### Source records
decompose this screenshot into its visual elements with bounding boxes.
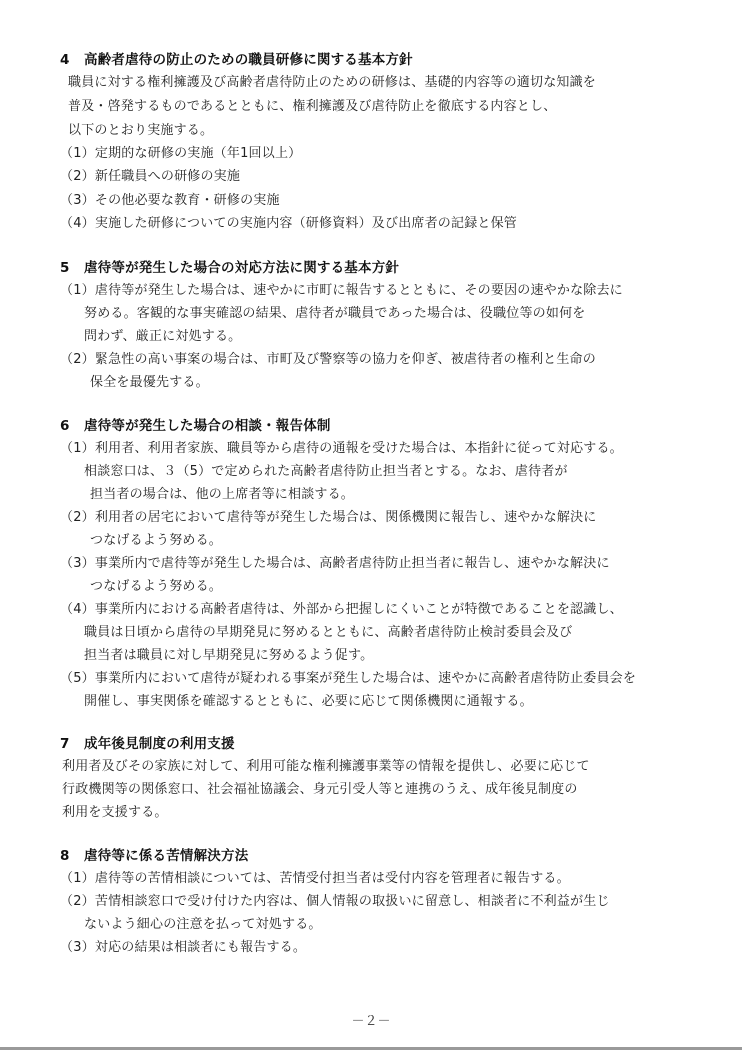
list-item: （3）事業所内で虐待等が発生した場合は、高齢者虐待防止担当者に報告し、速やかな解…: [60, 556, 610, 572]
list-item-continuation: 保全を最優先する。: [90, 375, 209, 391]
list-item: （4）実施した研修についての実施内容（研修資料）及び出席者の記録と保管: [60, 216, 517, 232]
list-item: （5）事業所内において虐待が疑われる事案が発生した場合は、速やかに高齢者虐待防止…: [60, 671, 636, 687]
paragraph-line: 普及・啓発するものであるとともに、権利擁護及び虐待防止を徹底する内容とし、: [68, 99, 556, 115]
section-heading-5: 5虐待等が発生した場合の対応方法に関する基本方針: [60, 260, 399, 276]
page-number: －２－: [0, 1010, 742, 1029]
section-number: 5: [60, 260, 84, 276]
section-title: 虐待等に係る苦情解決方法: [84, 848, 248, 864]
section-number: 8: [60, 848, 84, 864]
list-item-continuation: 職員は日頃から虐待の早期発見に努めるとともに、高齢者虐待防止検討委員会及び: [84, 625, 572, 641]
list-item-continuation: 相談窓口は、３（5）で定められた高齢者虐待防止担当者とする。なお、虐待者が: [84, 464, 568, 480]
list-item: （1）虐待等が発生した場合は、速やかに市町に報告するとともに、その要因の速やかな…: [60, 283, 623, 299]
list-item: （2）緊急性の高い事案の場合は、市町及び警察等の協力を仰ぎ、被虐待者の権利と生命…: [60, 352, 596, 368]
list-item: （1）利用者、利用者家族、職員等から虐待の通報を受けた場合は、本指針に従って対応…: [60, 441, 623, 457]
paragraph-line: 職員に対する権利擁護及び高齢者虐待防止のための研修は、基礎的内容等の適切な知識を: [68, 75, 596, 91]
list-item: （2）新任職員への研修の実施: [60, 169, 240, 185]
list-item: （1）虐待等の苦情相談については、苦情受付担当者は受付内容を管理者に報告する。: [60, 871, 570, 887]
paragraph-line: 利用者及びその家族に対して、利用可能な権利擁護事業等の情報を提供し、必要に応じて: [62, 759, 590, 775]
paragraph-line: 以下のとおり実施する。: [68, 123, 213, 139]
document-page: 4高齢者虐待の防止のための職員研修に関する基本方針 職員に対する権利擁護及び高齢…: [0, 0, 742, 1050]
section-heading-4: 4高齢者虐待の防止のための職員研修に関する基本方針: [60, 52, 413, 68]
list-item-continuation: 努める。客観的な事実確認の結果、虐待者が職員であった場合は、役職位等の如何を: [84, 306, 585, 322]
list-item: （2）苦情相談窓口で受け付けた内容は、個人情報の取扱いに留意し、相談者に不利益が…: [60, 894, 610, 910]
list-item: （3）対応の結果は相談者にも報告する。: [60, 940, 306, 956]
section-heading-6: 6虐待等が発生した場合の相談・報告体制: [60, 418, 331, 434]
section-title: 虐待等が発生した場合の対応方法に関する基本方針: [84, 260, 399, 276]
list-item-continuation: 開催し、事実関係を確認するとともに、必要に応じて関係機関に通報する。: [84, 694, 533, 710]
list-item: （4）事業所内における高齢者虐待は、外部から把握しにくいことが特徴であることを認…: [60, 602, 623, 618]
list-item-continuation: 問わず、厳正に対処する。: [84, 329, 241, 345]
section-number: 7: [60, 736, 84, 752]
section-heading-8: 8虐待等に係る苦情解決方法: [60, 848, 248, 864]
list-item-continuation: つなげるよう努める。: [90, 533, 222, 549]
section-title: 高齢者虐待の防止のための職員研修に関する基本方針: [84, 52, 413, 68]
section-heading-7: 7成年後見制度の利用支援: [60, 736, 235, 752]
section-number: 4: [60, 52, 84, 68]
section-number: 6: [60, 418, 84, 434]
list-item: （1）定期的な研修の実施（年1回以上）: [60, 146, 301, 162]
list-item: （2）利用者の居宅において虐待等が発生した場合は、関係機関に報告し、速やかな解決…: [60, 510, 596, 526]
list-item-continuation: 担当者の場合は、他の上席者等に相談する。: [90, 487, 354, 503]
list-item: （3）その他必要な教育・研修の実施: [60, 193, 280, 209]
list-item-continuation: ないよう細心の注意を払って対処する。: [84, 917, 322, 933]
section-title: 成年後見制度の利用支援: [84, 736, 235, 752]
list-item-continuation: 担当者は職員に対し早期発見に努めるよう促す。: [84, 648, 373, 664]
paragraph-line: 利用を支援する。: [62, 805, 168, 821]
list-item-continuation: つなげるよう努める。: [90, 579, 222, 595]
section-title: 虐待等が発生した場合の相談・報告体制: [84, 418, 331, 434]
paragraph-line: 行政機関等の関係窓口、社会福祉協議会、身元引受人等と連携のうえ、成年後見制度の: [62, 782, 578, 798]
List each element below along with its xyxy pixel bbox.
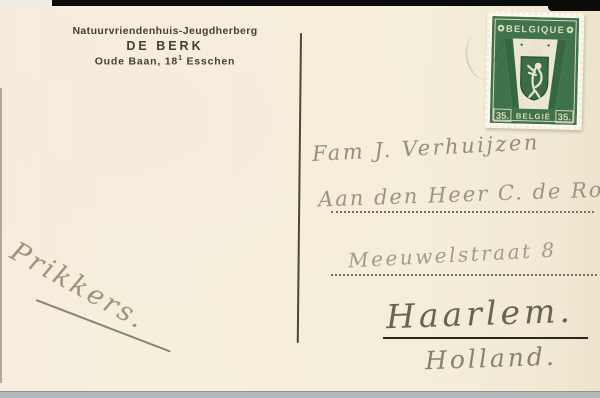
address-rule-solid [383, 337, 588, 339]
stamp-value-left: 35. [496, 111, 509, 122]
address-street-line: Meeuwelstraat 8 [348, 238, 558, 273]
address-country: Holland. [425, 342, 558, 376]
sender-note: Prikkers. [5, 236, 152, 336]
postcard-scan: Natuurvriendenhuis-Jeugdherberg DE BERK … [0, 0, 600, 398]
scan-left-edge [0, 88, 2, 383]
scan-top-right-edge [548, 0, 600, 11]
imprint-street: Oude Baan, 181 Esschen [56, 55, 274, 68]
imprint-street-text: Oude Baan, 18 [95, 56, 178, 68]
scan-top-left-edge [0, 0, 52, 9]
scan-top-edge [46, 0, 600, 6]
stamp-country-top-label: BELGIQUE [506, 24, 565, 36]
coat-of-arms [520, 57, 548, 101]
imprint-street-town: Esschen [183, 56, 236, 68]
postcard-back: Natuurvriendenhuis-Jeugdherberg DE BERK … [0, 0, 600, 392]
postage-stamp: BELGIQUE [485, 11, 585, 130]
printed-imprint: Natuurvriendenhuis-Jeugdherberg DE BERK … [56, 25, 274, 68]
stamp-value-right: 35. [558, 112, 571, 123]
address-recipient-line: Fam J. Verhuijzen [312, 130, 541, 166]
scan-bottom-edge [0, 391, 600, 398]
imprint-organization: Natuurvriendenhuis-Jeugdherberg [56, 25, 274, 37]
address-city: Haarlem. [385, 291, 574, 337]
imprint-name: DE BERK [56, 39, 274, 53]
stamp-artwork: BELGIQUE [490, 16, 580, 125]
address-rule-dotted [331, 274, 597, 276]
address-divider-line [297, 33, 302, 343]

### Problem requirements
Edit all the entries above so that each instance of "BELGIQUE" becomes "BELGIË", changing nothing else. Leave the pictures out of your answer.

### The response
decompose this screenshot into its visual elements with bounding boxes.
list-item: （3）事業所内で虐待等が発生した場合は、高齢者虐待防止担当者に報告し、速やかな解…: [60, 556, 610, 572]
list-item-continuation: 保全を最優先する。: [90, 375, 209, 391]
list-item: （4）実施した研修についての実施内容（研修資料）及び出席者の記録と保管: [60, 216, 517, 232]
list-item: （5）事業所内において虐待が疑われる事案が発生した場合は、速やかに高齢者虐待防止…: [60, 671, 636, 687]
paragraph-line: 普及・啓発するものであるとともに、権利擁護及び虐待防止を徹底する内容とし、: [68, 99, 556, 115]
section-heading-5: 5虐待等が発生した場合の対応方法に関する基本方針: [60, 260, 399, 276]
page-number: －２－: [0, 1010, 742, 1029]
section-number: 5: [60, 260, 84, 276]
section-title: 虐待等に係る苦情解決方法: [84, 848, 248, 864]
section-number: 8: [60, 848, 84, 864]
list-item-continuation: 職員は日頃から虐待の早期発見に努めるとともに、高齢者虐待防止検討委員会及び: [84, 625, 572, 641]
list-item-continuation: 相談窓口は、３（5）で定められた高齢者虐待防止担当者とする。なお、虐待者が: [84, 464, 568, 480]
list-item: （1）虐待等が発生した場合は、速やかに市町に報告するとともに、その要因の速やかな…: [60, 283, 623, 299]
list-item: （2）緊急性の高い事案の場合は、市町及び警察等の協力を仰ぎ、被虐待者の権利と生命…: [60, 352, 596, 368]
list-item: （1）利用者、利用者家族、職員等から虐待の通報を受けた場合は、本指針に従って対応…: [60, 441, 623, 457]
paragraph-line: 職員に対する権利擁護及び高齢者虐待防止のための研修は、基礎的内容等の適切な知識を: [68, 75, 596, 91]
list-item: （2）新任職員への研修の実施: [60, 169, 240, 185]
list-item: （1）虐待等の苦情相談については、苦情受付担当者は受付内容を管理者に報告する。: [60, 871, 570, 887]
paragraph-line: 利用者及びその家族に対して、利用可能な権利擁護事業等の情報を提供し、必要に応じて: [62, 759, 590, 775]
paragraph-line: 以下のとおり実施する。: [68, 123, 213, 139]
document-page: 4高齢者虐待の防止のための職員研修に関する基本方針 職員に対する権利擁護及び高齢…: [0, 0, 742, 1050]
section-heading-4: 4高齢者虐待の防止のための職員研修に関する基本方針: [60, 52, 413, 68]
list-item-continuation: 努める。客観的な事実確認の結果、虐待者が職員であった場合は、役職位等の如何を: [84, 306, 585, 322]
list-item: （2）苦情相談窓口で受け付けた内容は、個人情報の取扱いに留意し、相談者に不利益が…: [60, 894, 610, 910]
list-item: （3）対応の結果は相談者にも報告する。: [60, 940, 306, 956]
section-heading-6: 6虐待等が発生した場合の相談・報告体制: [60, 418, 331, 434]
section-title: 虐待等が発生した場合の対応方法に関する基本方針: [84, 260, 399, 276]
list-item-continuation: 開催し、事実関係を確認するとともに、必要に応じて関係機関に通報する。: [84, 694, 533, 710]
list-item: （4）事業所内における高齢者虐待は、外部から把握しにくいことが特徴であることを認…: [60, 602, 623, 618]
list-item-continuation: 問わず、厳正に対処する。: [84, 329, 241, 345]
section-number: 7: [60, 736, 84, 752]
section-heading-8: 8虐待等に係る苦情解決方法: [60, 848, 248, 864]
list-item-continuation: つなげるよう努める。: [90, 533, 222, 549]
section-title: 高齢者虐待の防止のための職員研修に関する基本方針: [84, 52, 413, 68]
section-heading-7: 7成年後見制度の利用支援: [60, 736, 235, 752]
section-number: 4: [60, 52, 84, 68]
section-number: 6: [60, 418, 84, 434]
list-item: （1）定期的な研修の実施（年1回以上）: [60, 146, 301, 162]
list-item: （2）利用者の居宅において虐待等が発生した場合は、関係機関に報告し、速やかな解決…: [60, 510, 596, 526]
list-item-continuation: 担当者の場合は、他の上席者等に相談する。: [90, 487, 354, 503]
list-item: （3）その他必要な教育・研修の実施: [60, 193, 280, 209]
list-item-continuation: ないよう細心の注意を払って対処する。: [84, 917, 322, 933]
section-title: 成年後見制度の利用支援: [84, 736, 235, 752]
list-item-continuation: 担当者は職員に対し早期発見に努めるよう促す。: [84, 648, 373, 664]
paragraph-line: 利用を支援する。: [62, 805, 168, 821]
list-item-continuation: つなげるよう努める。: [90, 579, 222, 595]
section-title: 虐待等が発生した場合の相談・報告体制: [84, 418, 331, 434]
paragraph-line: 行政機関等の関係窓口、社会福祉協議会、身元引受人等と連携のうえ、成年後見制度の: [62, 782, 578, 798]
List each element below along with its xyxy pixel bbox.
address-rule-solid [383, 337, 588, 339]
stamp-value-left: 35. [496, 111, 509, 122]
address-street-line: Meeuwelstraat 8 [348, 238, 558, 273]
address-country: Holland. [425, 342, 558, 376]
sender-note: Prikkers. [5, 236, 152, 336]
postcard-scan: Natuurvriendenhuis-Jeugdherberg DE BERK … [0, 0, 600, 398]
scan-left-edge [0, 88, 2, 383]
scan-top-right-edge [548, 0, 600, 11]
imprint-street: Oude Baan, 181 Esschen [56, 55, 274, 68]
imprint-street-text: Oude Baan, 18 [95, 56, 178, 68]
scan-top-left-edge [0, 0, 52, 9]
scan-top-edge [46, 0, 600, 6]
stamp-country-top-label: BELGIË [506, 24, 565, 36]
coat-of-arms [520, 57, 548, 101]
imprint-street-town: Esschen [183, 56, 236, 68]
postcard-back: Natuurvriendenhuis-Jeugdherberg DE BERK … [0, 0, 600, 392]
postage-stamp: BELGIË [485, 11, 585, 130]
printed-imprint: Natuurvriendenhuis-Jeugdherberg DE BERK … [56, 25, 274, 68]
stamp-value-right: 35. [558, 112, 571, 123]
address-recipient-line: Fam J. Verhuijzen [312, 130, 541, 166]
scan-bottom-edge [0, 391, 600, 398]
imprint-organization: Natuurvriendenhuis-Jeugdherberg [56, 25, 274, 37]
address-city: Haarlem. [385, 291, 574, 337]
imprint-name: DE BERK [56, 39, 274, 53]
stamp-artwork: BELGIË [490, 16, 580, 125]
address-rule-dotted [331, 274, 597, 276]
address-divider-line [297, 33, 302, 343]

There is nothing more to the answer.